■ Task details
The data below is to be returned in full and exactly.

■ Data to process

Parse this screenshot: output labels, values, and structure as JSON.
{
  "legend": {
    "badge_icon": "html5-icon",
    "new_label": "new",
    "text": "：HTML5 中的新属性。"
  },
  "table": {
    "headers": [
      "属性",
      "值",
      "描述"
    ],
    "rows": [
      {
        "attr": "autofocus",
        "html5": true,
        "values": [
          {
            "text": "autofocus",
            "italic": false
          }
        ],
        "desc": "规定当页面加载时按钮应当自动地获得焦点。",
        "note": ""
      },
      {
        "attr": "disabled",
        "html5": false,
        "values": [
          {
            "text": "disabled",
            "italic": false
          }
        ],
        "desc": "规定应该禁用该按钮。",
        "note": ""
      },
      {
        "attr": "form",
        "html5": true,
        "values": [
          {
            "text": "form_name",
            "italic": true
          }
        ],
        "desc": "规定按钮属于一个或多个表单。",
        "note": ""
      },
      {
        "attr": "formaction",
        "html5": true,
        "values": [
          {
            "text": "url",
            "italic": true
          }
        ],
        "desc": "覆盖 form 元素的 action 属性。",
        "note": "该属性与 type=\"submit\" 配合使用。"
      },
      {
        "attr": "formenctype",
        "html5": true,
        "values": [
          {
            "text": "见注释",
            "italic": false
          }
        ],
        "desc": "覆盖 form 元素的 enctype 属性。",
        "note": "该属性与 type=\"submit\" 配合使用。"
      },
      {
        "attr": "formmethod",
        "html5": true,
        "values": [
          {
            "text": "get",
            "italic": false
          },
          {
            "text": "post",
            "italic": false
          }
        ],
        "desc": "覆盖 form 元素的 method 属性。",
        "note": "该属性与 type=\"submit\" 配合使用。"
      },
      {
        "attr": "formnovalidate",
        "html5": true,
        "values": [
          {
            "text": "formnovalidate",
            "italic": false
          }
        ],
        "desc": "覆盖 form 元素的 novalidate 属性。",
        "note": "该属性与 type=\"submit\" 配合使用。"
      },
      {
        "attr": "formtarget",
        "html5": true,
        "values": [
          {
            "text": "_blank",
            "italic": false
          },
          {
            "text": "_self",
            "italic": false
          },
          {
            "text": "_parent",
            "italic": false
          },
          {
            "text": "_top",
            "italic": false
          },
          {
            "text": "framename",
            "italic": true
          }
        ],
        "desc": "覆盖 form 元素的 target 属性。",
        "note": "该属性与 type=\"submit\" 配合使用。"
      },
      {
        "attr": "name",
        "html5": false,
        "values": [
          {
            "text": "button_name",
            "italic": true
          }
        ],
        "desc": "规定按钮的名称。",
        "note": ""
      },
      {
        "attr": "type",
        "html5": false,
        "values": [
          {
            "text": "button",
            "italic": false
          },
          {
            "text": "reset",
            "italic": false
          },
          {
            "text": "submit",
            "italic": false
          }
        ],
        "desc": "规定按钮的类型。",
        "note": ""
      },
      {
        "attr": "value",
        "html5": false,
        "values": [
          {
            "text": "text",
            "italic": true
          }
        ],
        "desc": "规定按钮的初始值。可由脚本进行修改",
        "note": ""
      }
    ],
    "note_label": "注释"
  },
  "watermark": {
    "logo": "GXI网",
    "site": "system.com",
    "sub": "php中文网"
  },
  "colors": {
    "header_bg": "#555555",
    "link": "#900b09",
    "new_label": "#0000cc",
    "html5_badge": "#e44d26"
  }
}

■ Finished exercise
Parse this screenshot: output labels, values, and structure as JSON.
{
  "legend": {
    "badge_icon": "html5-icon",
    "new_label": "new",
    "text": "：HTML5 中的新属性。"
  },
  "table": {
    "headers": [
      "属性",
      "值",
      "描述"
    ],
    "rows": [
      {
        "attr": "autofocus",
        "html5": true,
        "values": [
          {
            "text": "autofocus",
            "italic": false
          }
        ],
        "desc": "规定当页面加载时按钮应当自动地获得焦点。",
        "note": ""
      },
      {
        "attr": "disabled",
        "html5": false,
        "values": [
          {
            "text": "disabled",
            "italic": false
          }
        ],
        "desc": "规定应该禁用该按钮。",
        "note": ""
      },
      {
        "attr": "form",
        "html5": true,
        "values": [
          {
            "text": "form_name",
            "italic": true
          }
        ],
        "desc": "规定按钮属于一个或多个表单。",
        "note": ""
      },
      {
        "attr": "formaction",
        "html5": true,
        "values": [
          {
            "text": "url",
            "italic": true
          }
        ],
        "desc": "覆盖 form 元素的 action 属性。",
        "note": "该属性与 type=\"submit\" 配合使用。"
      },
      {
        "attr": "formenctype",
        "html5": true,
        "values": [
          {
            "text": "见注释",
            "italic": false
          }
        ],
        "desc": "覆盖 form 元素的 enctype 属性。",
        "note": "该属性与 type=\"submit\" 配合使用。"
      },
      {
        "attr": "formmethod",
        "html5": true,
        "values": [
          {
            "text": "get",
            "italic": false
          },
          {
            "text": "post",
            "italic": false
          }
        ],
        "desc": "覆盖 form 元素的 method 属性。",
        "note": "该属性与 type=\"submit\" 配合使用。"
      },
      {
        "attr": "formnovalidate",
        "html5": true,
        "values": [
          {
            "text": "formnovalidate",
            "italic": false
          }
        ],
        "desc": "覆盖 form 元素的 novalidate 属性。",
        "note": "该属性与 type=\"submit\" 配合使用。"
      },
      {
        "attr": "formtarget",
        "html5": true,
        "values": [
          {
            "text": "_blank",
            "italic": false
          },
          {
            "text": "_self",
            "italic": false
          },
          {
            "text": "_parent",
            "italic": false
          },
          {
            "text": "_top",
            "italic": false
          },
          {
            "text": "framename",
            "italic": true
          }
        ],
        "desc": "覆盖 form 元素的 target 属性。",
        "note": "该属性与 type=\"submit\" 配合使用。"
      },
      {
        "attr": "name",
        "html5": false,
        "values": [
          {
            "text": "button_name",
            "italic": true
          }
        ],
        "desc": "规定按钮的名称。",
        "note": ""
      },
      {
        "attr": "type",
        "html5": false,
        "values": [
          {
            "text": "button",
            "italic": false
          },
          {
            "text": "reset",
            "italic": false
          },
          {
            "text": "submit",
            "italic": false
          }
        ],
        "desc": "规定按钮的类型。",
        "note": ""
      },
      {
        "attr": "value",
        "html5": false,
        "values": [
          {
            "text": "text",
            "italic": true
          }
        ],
        "desc": "规定按钮的初始值。可由脚本进行修改",
        "note": ""
      }
    ],
    "note_label": "注释"
  },
  "watermark": {
    "logo": "GXI网",
    "site": "system.com",
    "sub": "php中文网"
  },
  "colors": {
    "header_bg": "#555555",
    "link": "#900b09",
    "new_label": "#0000cc",
    "html5_badge": "#e44d26"
  }
}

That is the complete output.